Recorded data
begin

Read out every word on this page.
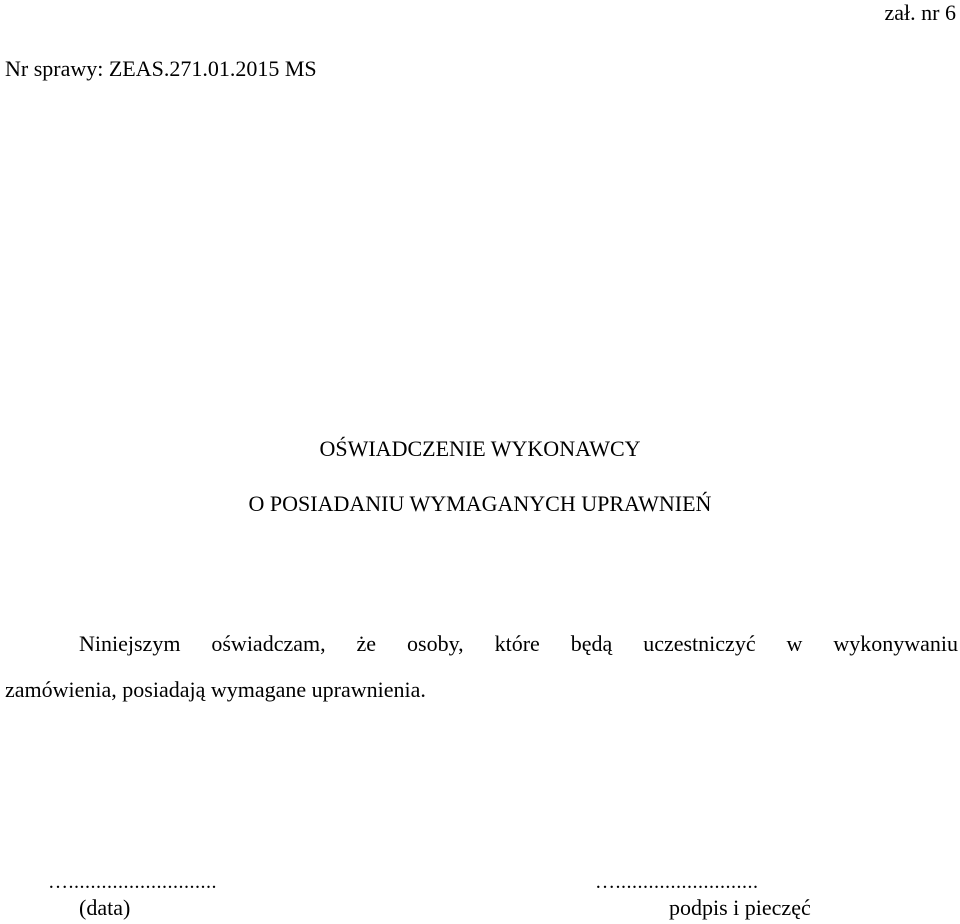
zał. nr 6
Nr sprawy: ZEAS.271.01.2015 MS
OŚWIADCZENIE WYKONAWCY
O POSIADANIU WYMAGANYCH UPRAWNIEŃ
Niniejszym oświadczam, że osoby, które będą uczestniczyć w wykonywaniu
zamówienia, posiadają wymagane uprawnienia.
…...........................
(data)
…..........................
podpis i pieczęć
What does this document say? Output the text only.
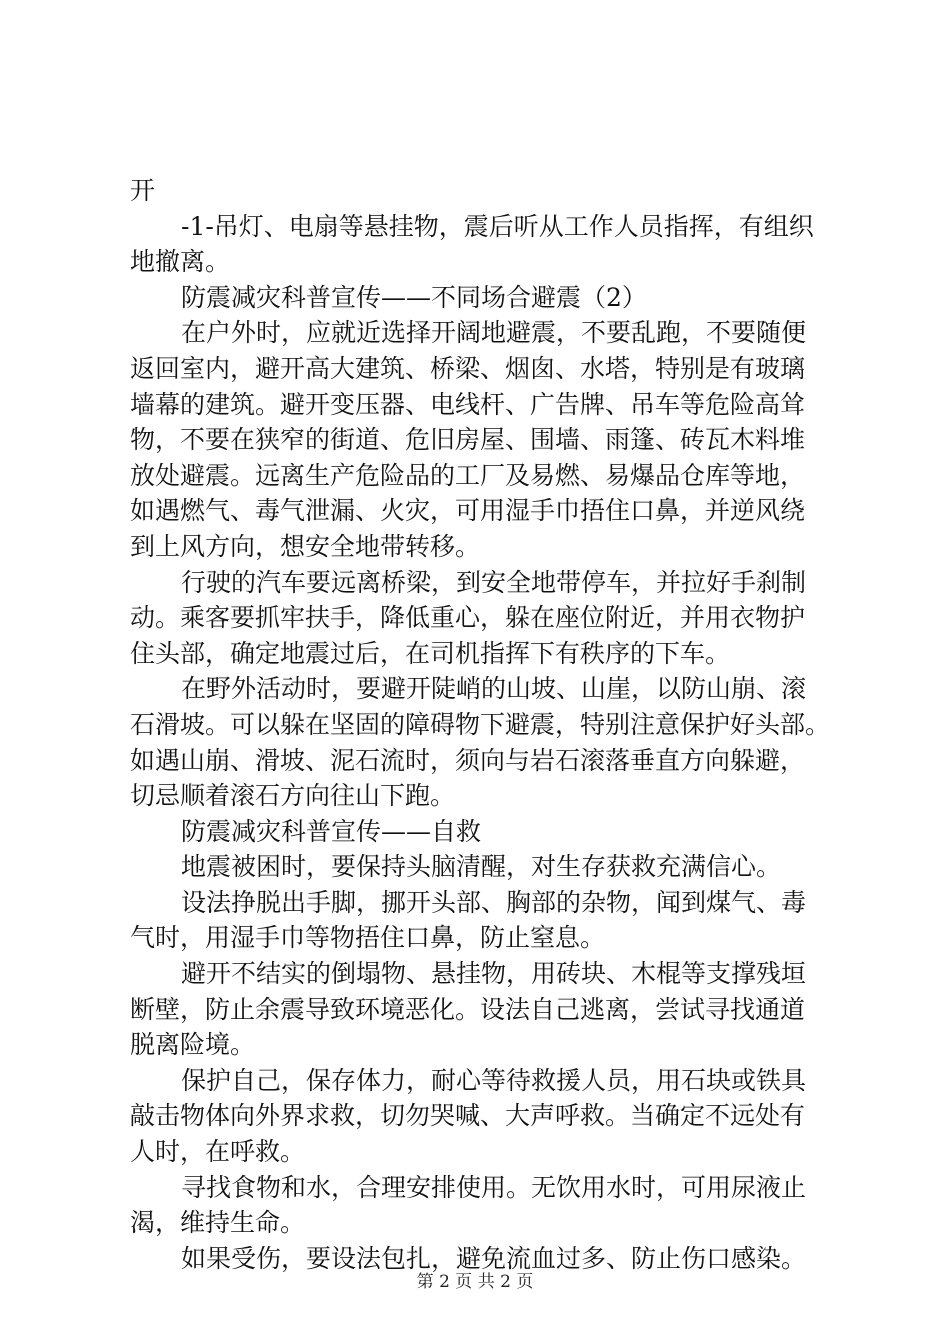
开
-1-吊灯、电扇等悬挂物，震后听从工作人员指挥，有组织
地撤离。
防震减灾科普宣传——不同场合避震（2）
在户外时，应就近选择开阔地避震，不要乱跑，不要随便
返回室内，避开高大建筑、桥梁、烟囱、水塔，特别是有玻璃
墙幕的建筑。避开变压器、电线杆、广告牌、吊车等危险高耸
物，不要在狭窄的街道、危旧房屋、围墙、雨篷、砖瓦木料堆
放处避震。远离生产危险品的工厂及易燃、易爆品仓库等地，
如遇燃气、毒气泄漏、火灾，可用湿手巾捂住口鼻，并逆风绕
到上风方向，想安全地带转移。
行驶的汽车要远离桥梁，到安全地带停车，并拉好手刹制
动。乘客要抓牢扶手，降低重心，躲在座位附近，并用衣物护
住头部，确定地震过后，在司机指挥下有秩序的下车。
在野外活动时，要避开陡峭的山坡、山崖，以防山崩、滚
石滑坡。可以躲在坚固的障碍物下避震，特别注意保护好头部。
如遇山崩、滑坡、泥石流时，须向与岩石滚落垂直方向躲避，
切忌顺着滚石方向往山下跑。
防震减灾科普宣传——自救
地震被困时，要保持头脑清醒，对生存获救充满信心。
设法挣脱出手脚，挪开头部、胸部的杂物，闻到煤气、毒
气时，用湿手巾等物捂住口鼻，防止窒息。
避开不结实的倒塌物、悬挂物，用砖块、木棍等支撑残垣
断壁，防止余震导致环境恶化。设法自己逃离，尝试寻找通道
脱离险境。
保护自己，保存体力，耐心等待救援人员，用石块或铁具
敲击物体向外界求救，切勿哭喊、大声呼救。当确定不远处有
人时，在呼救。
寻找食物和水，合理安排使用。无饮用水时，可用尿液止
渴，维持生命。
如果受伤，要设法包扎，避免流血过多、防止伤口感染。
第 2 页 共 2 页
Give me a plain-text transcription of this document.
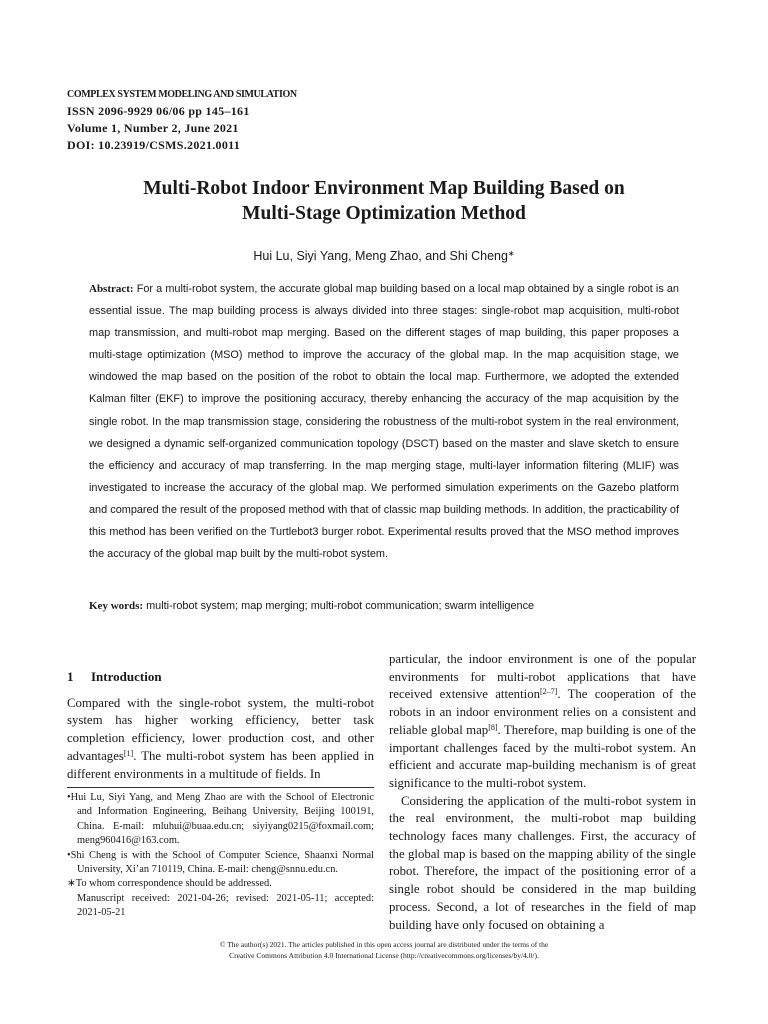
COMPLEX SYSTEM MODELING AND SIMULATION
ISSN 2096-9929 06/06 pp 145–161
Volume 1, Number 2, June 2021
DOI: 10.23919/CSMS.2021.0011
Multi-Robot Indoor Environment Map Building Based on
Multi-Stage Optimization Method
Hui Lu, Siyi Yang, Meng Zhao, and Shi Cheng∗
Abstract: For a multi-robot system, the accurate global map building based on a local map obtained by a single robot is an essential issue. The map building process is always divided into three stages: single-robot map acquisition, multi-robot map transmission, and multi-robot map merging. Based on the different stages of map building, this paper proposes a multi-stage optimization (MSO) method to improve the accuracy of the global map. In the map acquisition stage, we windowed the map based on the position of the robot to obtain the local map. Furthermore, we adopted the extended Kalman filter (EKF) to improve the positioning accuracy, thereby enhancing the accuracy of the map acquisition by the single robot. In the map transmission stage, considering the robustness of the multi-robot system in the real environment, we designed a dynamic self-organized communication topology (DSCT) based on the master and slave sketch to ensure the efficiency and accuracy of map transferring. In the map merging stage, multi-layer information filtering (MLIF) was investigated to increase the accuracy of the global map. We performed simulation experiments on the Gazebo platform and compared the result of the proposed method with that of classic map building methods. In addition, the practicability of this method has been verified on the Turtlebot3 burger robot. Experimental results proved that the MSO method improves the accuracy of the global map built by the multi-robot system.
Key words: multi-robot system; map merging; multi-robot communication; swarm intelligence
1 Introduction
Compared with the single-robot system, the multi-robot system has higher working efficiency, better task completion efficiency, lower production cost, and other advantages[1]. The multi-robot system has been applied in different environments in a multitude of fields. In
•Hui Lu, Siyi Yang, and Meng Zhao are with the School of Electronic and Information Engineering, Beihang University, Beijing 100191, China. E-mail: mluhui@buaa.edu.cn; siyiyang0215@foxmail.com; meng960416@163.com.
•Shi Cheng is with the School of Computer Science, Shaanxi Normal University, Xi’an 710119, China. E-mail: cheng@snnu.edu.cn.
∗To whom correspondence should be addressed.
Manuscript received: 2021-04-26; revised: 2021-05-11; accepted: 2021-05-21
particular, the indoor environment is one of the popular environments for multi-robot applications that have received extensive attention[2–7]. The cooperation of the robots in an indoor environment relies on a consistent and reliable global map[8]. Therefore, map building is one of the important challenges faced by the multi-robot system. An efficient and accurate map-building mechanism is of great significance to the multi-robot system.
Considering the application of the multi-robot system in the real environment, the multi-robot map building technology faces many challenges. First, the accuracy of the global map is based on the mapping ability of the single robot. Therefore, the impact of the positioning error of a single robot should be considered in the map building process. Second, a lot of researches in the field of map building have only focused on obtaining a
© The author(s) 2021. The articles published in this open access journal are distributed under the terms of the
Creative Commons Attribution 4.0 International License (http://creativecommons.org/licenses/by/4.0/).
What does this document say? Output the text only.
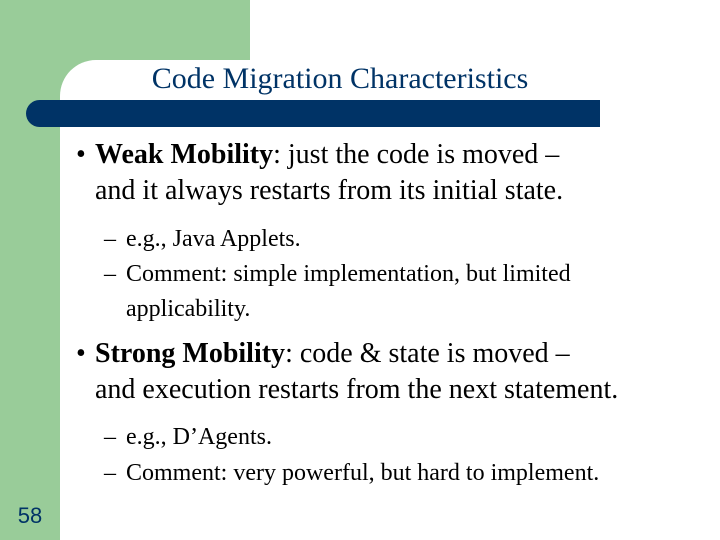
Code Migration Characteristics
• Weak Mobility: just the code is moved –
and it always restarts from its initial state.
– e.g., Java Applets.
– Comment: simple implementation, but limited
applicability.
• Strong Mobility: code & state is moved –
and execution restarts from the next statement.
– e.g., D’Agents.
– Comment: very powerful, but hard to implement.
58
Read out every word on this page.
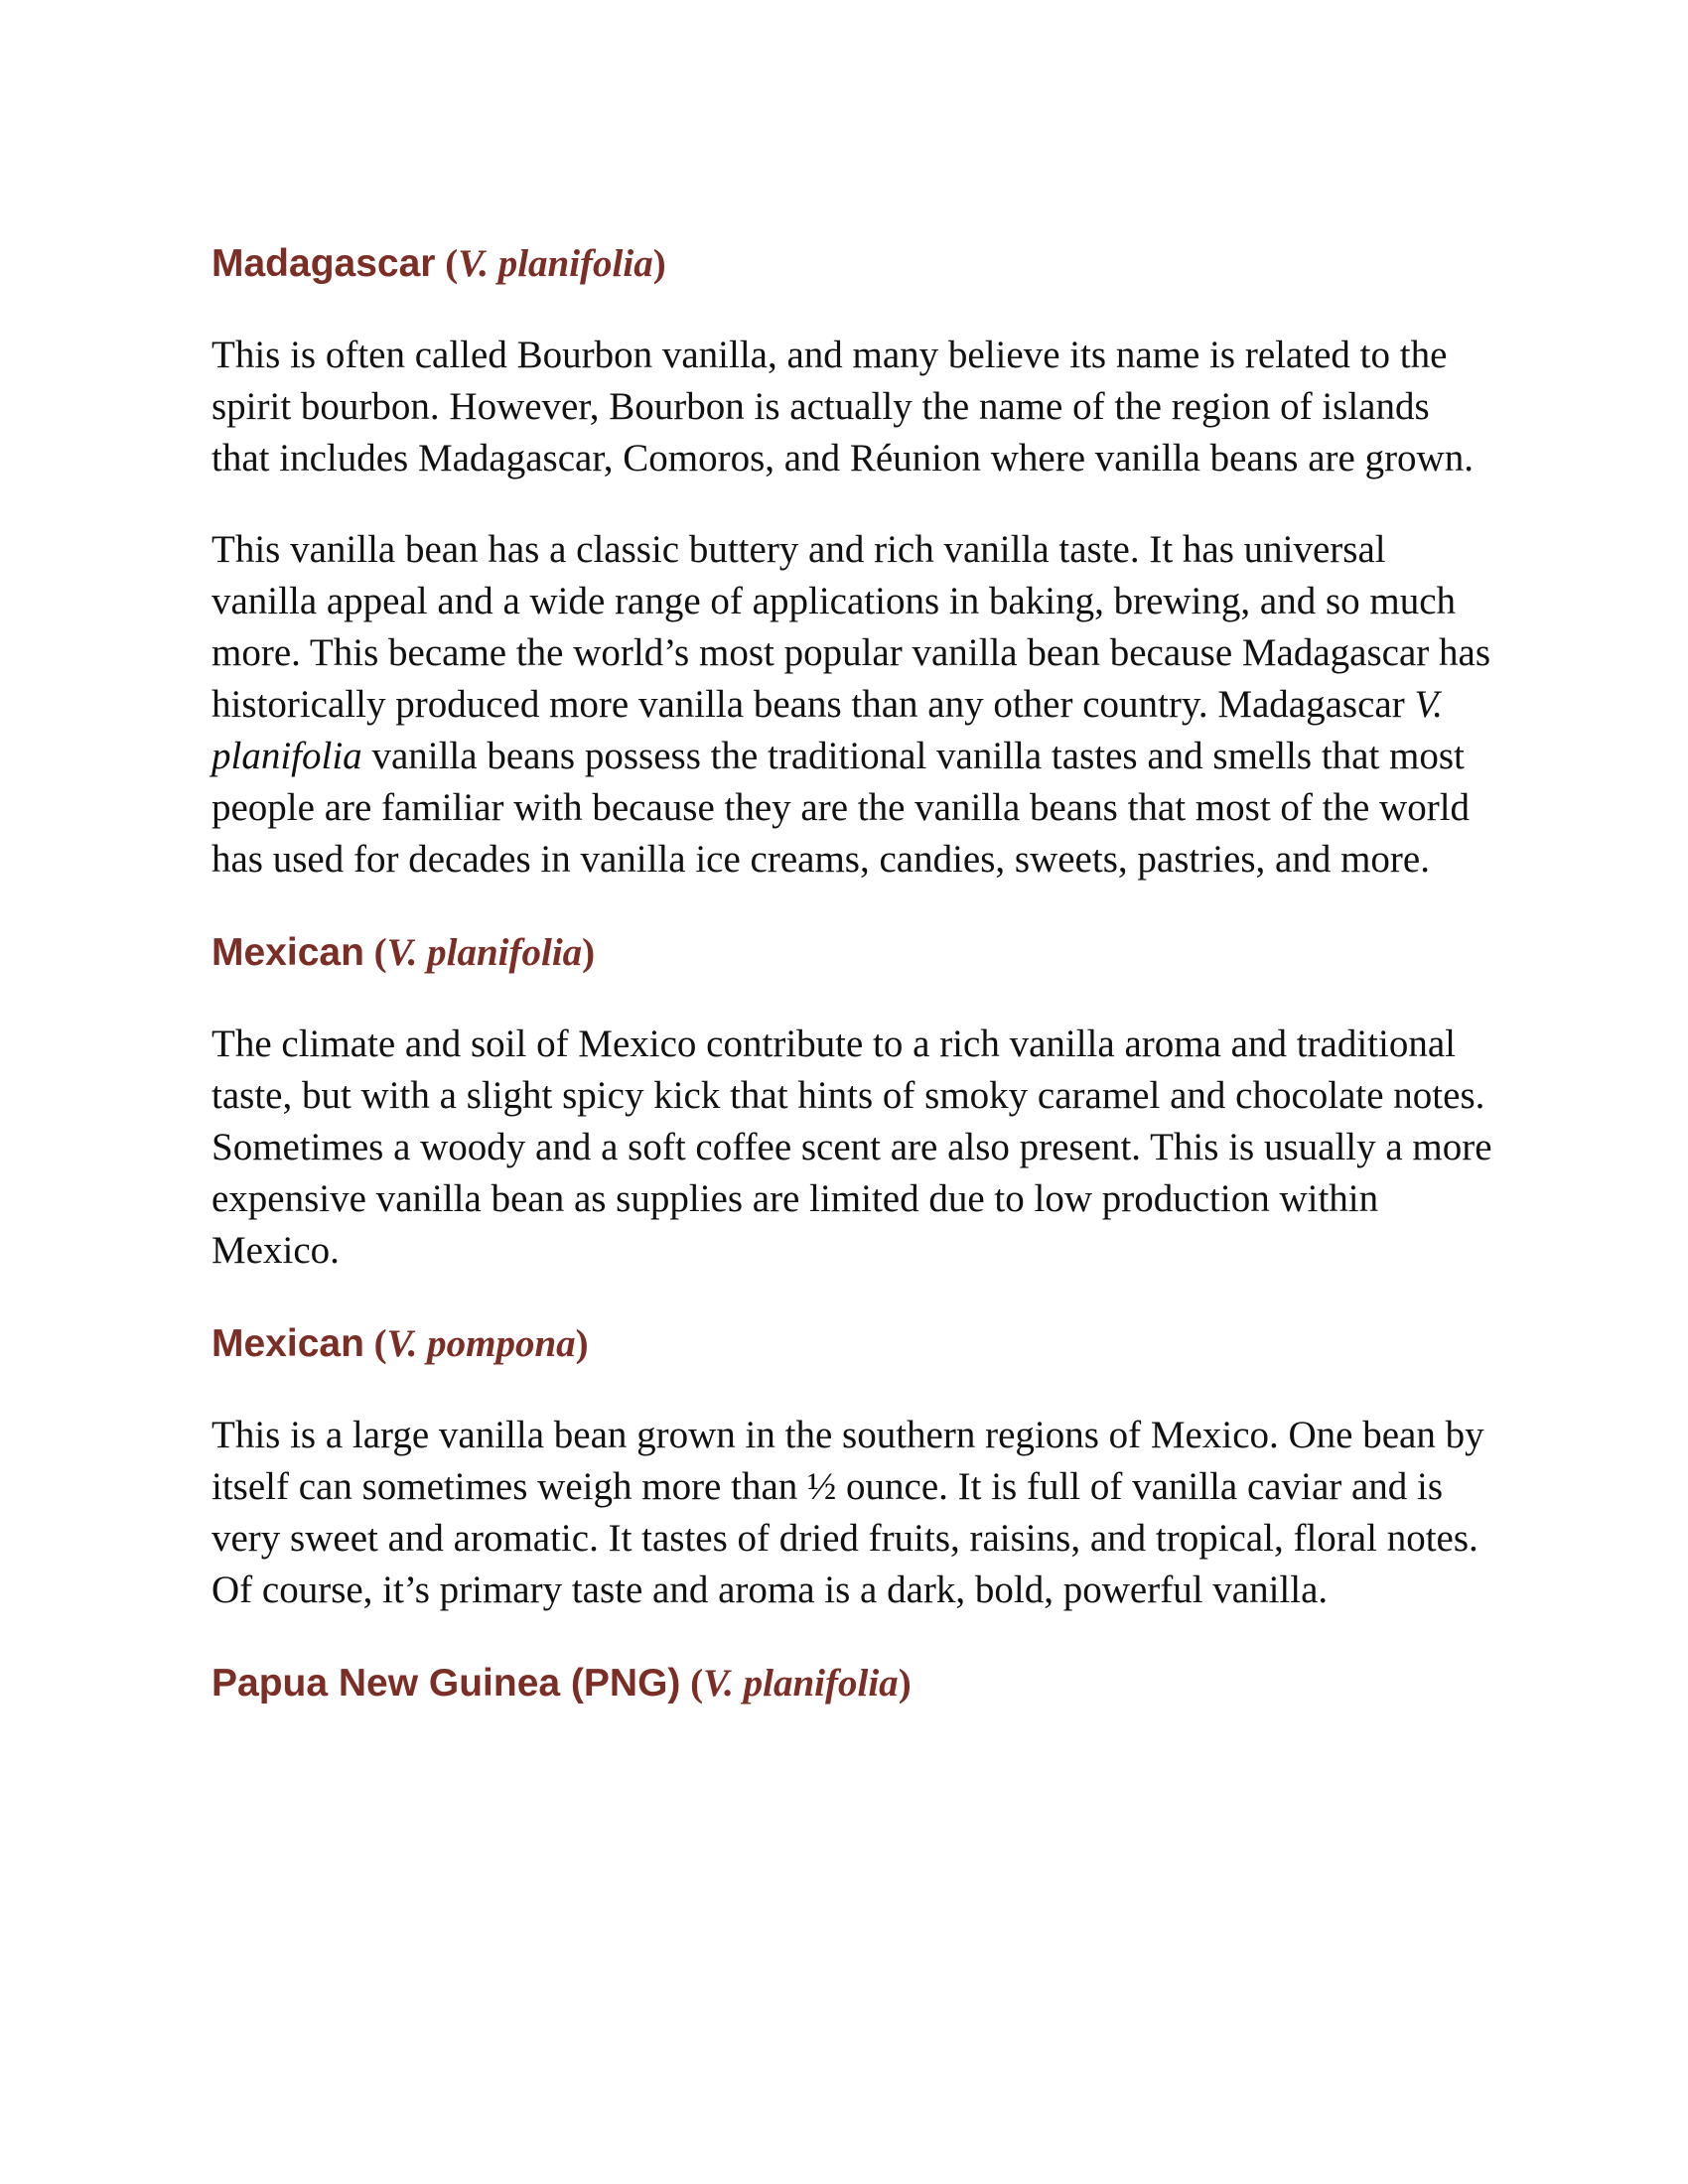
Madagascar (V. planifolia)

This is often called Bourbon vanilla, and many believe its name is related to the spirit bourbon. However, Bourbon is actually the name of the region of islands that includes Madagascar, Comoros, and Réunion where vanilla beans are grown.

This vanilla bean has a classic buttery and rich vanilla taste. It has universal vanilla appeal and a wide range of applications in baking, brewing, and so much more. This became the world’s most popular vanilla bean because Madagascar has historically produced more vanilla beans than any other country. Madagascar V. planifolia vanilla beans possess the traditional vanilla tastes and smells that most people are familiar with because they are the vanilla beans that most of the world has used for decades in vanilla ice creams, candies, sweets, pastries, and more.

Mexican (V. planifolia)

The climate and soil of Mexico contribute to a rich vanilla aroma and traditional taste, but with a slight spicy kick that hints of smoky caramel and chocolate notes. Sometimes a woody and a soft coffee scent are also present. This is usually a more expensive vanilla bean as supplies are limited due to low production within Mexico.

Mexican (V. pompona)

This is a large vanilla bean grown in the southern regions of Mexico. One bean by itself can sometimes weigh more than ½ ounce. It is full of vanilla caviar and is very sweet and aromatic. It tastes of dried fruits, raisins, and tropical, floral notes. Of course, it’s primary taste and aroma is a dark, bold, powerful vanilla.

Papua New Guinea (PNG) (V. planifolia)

end

**Exercise instructions**
State the count of lines above containing the string "should", and add nothing to it.

**Correct response**
2